In [None]:
!pip install -r requirements.txt

Collecting CFEDemands>=0.4.1
  Using cached CFEDemands-0.4.1-py2.py3-none-any.whl (39 kB)
Collecting ConsumerDemands
  Using cached ConsumerDemands-0.3.dev0-py2.py3-none-any.whl (12 kB)
Collecting oauth2client>=4.1.3
  Using cached oauth2client-4.1.3-py2.py3-none-any.whl (98 kB)
Collecting eep153_tools>=0.11
  Using cached eep153_tools-0.11-py2.py3-none-any.whl (4.4 kB)
Processing /home/jovyan/.cache/pip/wheels/20/7e/30/7d702acd6a1e89911301cd9dbf9cb9870ca80c0e64bc2cde23/gnupg-2.3.1-py3-none-any.whl


### From Sheet to DataFrame



We begin by defining a dictionary that contains the spreadsheet key.

## Entries
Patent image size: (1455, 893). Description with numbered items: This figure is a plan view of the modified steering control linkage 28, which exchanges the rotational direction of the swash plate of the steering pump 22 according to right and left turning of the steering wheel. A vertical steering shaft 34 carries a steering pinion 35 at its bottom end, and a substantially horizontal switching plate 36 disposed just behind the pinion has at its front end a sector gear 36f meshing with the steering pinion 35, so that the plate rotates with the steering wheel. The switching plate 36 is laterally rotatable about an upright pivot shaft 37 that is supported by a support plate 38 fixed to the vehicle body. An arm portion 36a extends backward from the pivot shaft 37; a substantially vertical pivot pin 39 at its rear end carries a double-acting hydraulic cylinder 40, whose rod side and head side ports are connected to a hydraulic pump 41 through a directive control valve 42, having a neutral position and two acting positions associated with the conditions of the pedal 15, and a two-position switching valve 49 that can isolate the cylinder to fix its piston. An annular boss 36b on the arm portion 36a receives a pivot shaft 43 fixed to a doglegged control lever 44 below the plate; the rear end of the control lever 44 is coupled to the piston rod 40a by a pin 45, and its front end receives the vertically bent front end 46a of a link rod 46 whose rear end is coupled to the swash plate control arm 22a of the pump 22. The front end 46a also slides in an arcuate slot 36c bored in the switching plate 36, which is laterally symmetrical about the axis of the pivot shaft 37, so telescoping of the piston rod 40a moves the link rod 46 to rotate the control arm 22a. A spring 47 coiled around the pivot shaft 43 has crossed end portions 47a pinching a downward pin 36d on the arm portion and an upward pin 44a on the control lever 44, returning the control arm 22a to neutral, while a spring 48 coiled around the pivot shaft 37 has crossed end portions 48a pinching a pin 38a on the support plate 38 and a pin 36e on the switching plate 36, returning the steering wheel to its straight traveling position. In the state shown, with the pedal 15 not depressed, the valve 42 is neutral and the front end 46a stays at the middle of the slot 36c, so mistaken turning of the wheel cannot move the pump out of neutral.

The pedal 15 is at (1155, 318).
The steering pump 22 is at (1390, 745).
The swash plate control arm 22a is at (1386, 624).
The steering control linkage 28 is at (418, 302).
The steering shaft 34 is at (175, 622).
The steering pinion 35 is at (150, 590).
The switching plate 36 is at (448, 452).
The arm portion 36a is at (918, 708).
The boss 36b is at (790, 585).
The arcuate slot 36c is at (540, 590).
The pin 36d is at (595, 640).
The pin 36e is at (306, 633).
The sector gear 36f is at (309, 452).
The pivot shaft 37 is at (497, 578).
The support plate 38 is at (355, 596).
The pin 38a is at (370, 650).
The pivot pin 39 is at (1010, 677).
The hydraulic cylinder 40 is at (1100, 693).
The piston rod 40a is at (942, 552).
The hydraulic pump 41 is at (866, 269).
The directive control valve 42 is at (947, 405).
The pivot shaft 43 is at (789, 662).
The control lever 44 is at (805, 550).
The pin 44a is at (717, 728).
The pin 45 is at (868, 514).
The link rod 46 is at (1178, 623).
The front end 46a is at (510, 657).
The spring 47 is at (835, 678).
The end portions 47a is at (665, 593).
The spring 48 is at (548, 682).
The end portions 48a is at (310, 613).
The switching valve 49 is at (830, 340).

## Work to do
1. From the notebook text, extract the passage beginning at the words "Collecting oauth2client>=4.1.3" and ending after the words "the spreadsheet key.".
2. According to the notebook text, what file size is listed for the cached eep153_tools wheel?

## Final answers
1.
Collecting oauth2client>=4.1.3
  Using cached oauth2client-4.1.3-py2.py3-none-any.whl (98 kB)
Collecting eep153_tools>=0.11
  Using cached eep153_tools-0.11-py2.py3-none-any.whl (4.4 kB)
Processing /home/jovyan/.cache/pip/wheels/20/7e/30/7d702acd6a1e89911301cd9dbf9cb9870ca80c0e64bc2cde23/gnupg-2.3.1-py3-none-any.whl


### From Sheet to DataFrame



We begin by defining a dictionary that contains the spreadsheet key.

2. 4.4 kB